Dataset excerpt:
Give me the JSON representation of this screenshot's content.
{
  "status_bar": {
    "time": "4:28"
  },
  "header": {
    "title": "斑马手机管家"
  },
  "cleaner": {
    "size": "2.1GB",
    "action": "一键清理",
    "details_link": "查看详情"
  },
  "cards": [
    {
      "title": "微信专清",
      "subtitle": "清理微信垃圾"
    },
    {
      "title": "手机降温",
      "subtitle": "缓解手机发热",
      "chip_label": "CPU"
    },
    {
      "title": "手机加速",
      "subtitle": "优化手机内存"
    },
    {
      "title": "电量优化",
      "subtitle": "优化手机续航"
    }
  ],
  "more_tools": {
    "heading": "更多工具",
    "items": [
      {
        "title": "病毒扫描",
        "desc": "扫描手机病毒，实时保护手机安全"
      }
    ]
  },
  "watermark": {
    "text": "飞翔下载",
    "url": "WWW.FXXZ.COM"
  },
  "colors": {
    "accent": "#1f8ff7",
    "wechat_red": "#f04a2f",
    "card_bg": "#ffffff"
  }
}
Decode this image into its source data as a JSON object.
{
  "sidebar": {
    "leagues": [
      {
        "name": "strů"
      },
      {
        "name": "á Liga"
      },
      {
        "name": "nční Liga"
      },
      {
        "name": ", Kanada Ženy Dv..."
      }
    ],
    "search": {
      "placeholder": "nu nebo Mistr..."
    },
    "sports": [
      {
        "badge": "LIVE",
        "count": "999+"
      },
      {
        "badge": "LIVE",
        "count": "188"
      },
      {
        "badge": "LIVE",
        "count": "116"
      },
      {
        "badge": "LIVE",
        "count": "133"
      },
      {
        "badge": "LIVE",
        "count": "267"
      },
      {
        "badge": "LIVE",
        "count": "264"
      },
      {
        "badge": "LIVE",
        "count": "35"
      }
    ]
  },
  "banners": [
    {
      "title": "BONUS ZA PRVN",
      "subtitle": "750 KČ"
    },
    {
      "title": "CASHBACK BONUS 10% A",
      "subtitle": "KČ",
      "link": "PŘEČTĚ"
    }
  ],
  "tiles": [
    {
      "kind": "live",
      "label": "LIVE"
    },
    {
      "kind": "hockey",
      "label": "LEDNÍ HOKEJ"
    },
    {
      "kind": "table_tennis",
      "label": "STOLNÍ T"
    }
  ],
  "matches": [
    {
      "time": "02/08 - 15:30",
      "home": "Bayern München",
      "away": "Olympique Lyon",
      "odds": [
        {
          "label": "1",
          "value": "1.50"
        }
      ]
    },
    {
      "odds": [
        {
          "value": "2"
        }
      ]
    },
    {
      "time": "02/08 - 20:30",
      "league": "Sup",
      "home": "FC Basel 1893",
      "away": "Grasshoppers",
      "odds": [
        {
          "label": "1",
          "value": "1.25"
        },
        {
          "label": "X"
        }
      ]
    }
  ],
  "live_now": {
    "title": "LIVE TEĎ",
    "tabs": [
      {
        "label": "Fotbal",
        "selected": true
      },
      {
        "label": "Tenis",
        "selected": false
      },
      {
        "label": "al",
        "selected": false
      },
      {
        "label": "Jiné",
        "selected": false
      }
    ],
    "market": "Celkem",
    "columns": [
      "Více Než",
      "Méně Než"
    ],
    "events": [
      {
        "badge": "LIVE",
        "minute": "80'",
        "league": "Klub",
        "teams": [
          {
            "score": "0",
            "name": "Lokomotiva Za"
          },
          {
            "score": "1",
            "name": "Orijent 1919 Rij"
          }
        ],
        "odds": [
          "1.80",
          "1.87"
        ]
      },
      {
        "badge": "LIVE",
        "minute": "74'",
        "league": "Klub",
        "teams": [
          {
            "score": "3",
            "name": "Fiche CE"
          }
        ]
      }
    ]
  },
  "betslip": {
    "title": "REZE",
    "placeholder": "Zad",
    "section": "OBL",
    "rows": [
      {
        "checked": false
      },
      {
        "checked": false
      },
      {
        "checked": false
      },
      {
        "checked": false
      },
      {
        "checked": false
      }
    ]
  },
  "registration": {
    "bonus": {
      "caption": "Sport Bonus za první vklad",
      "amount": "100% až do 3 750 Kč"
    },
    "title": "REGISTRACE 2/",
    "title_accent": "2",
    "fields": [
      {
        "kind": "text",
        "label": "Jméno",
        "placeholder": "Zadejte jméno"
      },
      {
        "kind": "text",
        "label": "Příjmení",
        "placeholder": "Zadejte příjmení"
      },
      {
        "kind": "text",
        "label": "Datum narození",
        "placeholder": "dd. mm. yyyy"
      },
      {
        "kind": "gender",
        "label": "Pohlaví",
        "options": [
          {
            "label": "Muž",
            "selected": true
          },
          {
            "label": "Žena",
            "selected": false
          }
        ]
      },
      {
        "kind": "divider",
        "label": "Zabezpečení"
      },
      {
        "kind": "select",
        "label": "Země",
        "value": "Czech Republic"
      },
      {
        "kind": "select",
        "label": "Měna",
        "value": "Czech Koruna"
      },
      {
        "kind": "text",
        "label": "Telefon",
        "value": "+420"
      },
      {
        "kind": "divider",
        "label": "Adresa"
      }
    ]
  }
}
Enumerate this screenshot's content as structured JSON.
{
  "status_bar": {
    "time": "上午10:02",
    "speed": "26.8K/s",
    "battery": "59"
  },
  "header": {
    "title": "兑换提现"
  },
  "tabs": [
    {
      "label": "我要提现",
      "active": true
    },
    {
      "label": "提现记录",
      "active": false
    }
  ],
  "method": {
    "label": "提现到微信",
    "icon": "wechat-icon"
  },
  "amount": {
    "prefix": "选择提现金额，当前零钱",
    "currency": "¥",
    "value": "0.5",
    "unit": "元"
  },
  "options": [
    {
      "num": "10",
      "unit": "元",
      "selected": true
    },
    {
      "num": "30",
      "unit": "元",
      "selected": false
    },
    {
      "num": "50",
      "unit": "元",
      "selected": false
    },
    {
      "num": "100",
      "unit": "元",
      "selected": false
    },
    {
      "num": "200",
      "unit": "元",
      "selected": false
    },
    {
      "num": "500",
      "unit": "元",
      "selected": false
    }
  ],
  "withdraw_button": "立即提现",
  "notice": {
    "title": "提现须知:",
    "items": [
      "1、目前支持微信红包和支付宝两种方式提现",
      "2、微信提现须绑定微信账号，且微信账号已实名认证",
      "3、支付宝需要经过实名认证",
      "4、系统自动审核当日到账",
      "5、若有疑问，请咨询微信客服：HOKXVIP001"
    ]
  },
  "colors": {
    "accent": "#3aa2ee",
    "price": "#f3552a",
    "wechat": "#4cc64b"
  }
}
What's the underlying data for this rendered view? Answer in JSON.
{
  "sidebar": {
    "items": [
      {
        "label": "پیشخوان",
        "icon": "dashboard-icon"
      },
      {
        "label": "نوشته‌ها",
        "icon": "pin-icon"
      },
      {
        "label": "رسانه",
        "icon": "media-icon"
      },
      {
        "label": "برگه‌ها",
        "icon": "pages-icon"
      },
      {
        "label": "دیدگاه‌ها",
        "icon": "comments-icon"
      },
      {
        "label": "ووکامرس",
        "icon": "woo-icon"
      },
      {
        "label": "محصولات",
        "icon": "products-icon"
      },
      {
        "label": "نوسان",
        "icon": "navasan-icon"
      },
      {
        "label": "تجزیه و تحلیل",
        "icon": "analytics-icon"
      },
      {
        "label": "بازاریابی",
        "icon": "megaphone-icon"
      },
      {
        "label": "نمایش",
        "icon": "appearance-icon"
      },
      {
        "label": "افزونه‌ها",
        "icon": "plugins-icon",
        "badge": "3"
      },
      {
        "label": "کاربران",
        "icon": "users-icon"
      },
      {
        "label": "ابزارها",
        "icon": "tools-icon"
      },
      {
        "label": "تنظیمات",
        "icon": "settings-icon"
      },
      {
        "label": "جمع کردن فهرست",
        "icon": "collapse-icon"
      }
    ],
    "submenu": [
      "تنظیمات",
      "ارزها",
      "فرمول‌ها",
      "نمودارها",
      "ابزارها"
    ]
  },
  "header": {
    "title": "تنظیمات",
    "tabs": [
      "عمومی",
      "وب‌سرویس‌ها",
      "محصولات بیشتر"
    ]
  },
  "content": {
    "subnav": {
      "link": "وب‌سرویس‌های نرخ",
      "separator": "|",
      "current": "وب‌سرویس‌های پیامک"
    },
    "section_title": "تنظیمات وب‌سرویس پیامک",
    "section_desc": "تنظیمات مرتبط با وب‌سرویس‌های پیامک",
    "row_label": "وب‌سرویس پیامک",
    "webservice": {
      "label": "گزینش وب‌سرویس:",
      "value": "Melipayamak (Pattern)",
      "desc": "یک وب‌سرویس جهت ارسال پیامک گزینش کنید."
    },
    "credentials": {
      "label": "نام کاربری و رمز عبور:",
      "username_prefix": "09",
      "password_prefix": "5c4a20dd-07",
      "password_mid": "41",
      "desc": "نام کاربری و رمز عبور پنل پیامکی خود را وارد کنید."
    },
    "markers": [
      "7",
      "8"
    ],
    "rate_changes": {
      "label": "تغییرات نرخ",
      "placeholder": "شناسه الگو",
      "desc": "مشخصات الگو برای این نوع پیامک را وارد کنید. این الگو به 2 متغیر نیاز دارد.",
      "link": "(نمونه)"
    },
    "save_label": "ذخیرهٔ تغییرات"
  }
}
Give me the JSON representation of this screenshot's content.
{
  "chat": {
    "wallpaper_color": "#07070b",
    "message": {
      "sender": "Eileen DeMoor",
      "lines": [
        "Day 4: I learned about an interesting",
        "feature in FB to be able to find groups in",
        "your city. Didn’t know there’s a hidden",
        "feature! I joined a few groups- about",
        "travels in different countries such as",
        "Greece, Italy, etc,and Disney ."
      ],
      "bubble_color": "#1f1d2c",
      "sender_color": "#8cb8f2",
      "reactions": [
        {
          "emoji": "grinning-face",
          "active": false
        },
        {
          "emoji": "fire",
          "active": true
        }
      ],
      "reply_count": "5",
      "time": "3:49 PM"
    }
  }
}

» What is being asked
Gather and copy every line of the data in which the string "home" is found.

» Result of this exercise
      "home": "Bayern München",
      "home": "FC Basel 1893",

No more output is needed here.